Required work ->
A) Summarize the MCP security guidance in two sentences.
B) Translate this sentence from the MCP security guidance into Spanish: "Treat all outputs as untrusted—require human approval for high-risk tools (file system, messaging)."
C) Decide whether each statement agrees with the MCP security guidance, answering yes or no and quoting the words that settle it. (i) The MCP spec forbids token passthrough. (ii) SBOMs should be generated only for release builds. (iii) Credentials should be long-lived.

Extract to read ->


    2. Inspect traffic & enforce Layer‑7 policy between agents and MCP servers

    Threats addressed: prompt/tool injection leading to unsafe tool calls, data exfiltration, confused‑deputy flows.

    What to implement

    • Deploy an MCP Gateway (L7) enforcing OPA/Rego rules via Envoy or external-auth filters.
    • Treat all outputs as untrusted—require human approval for high-risk tools (file system, messaging).
    • Detect hidden exfil cues, unexpected tool swaps, or unauthorized recipients.

    Minimal Rego sketch (illustrative):

    package mcp.gateway

default allow = false

# Only allow signed, allowlisted servers and constrained tools/scopes
allow {
  input.server.signature.verified == true
  input.server.id == data.allowlist.servers[_]
  all_tools_compliant
}

all_tools_compliant {
  not some t in input.request.tools
  # each tool must be in allowlist with minimal scopes
  data.tools_policies[t.name].allowed
  input.request.scopes[t.name] == data.tools_policies[t.name].scopes
}

    3. Continuously scan & audit your MCP estate

    Threats addressed: Malicious updates, dependency CVEs, secret leaks.

    • Automate SBOM generation for every build; sign & attach as attestations. -Integrate SLSA checks in CI/CD for reproducible, verifiable builds.
    • Log tool calls, scopes, versions, and prompt deltas; map detections to MITRE ATLAS.
    • Align evidence and controls with NIST AI RMF and AI 600-1 compliance frameworks.

    4. Enforce least‑privilege and ephemeral identity

    Threats addressed: Token abuse, lateral movement, over-privileged access.

    • Never use “token passthrough”; it’s explicitly forbidden by MCP spec.
    • Issue short-lived, audience-bound credentials via OIDC STS or workload identity (SPIFFE/SPIRE).

[Items from a data source]

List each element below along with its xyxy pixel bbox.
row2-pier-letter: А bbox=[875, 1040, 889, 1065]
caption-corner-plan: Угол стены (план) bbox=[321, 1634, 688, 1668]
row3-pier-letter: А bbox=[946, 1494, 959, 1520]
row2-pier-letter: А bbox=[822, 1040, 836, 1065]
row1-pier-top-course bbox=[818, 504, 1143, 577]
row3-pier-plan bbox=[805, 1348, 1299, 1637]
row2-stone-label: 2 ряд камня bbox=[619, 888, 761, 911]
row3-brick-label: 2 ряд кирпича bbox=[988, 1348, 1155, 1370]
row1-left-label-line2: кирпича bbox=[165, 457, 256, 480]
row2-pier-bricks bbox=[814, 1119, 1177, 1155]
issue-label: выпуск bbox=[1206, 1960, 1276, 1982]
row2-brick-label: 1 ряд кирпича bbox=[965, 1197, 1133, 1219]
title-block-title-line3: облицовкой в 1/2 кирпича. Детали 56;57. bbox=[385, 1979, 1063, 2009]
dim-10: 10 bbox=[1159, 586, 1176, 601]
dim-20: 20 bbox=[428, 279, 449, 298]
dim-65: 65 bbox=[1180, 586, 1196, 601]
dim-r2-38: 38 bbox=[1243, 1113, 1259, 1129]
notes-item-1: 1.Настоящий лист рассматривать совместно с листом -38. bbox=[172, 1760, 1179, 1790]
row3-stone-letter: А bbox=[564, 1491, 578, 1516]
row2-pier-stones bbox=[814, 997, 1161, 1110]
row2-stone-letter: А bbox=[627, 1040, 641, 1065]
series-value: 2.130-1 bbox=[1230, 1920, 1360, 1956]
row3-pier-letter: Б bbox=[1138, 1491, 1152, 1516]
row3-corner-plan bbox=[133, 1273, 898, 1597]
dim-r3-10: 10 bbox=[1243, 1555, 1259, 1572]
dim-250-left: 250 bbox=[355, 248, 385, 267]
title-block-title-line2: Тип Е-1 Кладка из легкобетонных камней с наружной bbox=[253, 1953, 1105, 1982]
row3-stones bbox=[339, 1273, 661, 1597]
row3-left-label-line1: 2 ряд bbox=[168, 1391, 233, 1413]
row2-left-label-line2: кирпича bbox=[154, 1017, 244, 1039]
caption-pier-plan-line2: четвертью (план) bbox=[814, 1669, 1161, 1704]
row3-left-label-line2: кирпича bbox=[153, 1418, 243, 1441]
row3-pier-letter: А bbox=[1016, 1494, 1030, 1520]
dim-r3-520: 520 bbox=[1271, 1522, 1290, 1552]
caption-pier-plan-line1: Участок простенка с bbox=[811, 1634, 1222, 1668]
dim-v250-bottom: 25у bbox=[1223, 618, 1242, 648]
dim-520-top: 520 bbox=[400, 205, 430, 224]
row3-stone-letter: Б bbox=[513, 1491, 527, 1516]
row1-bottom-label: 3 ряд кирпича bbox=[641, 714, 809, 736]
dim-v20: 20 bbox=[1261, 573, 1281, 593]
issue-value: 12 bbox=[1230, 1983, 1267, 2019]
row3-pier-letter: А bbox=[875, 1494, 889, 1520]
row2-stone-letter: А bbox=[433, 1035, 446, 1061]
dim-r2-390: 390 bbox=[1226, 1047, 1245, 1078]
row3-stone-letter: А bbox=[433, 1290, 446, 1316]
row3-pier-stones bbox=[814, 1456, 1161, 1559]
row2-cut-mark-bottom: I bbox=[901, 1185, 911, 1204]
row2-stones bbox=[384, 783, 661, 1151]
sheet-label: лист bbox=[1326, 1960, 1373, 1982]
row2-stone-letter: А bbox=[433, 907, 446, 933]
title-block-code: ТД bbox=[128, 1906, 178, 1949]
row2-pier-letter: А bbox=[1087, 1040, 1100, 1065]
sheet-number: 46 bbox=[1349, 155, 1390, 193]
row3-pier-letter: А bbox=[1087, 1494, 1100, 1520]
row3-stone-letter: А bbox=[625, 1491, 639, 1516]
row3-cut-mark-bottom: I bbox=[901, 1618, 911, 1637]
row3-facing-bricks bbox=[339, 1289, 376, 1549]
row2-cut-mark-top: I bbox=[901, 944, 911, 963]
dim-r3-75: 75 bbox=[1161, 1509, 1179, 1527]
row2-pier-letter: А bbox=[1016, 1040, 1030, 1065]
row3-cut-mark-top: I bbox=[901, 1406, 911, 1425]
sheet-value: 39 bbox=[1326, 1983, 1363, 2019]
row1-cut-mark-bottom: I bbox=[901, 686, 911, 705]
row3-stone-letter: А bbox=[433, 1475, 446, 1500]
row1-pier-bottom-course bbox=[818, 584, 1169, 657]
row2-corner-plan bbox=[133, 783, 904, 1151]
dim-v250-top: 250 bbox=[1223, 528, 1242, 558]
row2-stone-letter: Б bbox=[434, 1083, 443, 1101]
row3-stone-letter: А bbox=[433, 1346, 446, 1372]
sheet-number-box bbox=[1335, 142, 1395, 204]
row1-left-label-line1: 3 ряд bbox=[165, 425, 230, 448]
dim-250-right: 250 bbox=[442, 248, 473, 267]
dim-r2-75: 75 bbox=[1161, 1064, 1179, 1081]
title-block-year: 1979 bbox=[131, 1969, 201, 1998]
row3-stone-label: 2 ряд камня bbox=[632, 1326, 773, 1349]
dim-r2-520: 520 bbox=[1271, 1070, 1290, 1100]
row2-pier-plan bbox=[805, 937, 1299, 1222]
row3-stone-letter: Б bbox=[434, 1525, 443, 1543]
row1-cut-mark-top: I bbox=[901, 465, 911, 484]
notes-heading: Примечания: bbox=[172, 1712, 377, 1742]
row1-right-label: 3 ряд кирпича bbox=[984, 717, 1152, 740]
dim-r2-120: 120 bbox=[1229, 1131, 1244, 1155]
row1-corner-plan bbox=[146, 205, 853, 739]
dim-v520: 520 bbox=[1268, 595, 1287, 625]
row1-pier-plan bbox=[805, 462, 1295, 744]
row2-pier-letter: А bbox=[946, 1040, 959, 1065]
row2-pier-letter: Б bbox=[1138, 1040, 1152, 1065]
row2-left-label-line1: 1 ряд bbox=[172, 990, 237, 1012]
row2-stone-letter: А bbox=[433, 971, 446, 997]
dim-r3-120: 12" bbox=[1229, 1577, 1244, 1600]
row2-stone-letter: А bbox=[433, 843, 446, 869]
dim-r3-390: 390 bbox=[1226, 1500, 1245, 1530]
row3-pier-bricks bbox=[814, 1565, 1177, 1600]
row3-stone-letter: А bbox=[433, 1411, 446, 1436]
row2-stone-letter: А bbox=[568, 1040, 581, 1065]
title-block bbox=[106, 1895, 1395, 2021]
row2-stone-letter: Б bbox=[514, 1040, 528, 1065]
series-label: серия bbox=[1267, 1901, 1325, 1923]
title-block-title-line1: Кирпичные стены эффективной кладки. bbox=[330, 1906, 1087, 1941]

Answer set ->
A) The MCP security guidance recommends putting a Layer-7 MCP Gateway between agents and MCP servers to enforce policy, treating all outputs as untrusted and requiring human approval for high-risk tools. It also calls for continuous scanning and auditing of the MCP estate through SBOM generation, SLSA checks and logging of tool calls, and for least privilege with short-lived, audience-bound credentials instead of token passthrough.

B) Trate todas las salidas como no confiables: exija aprobación humana para las herramientas de alto riesgo (sistema de archivos, mensajería).

C)
(i) Yes: "Never use “token passthrough”; it’s explicitly forbidden by MCP spec."
(ii) No: "Automate SBOM generation for every build"
(iii) No: "Issue short-lived, audience-bound credentials"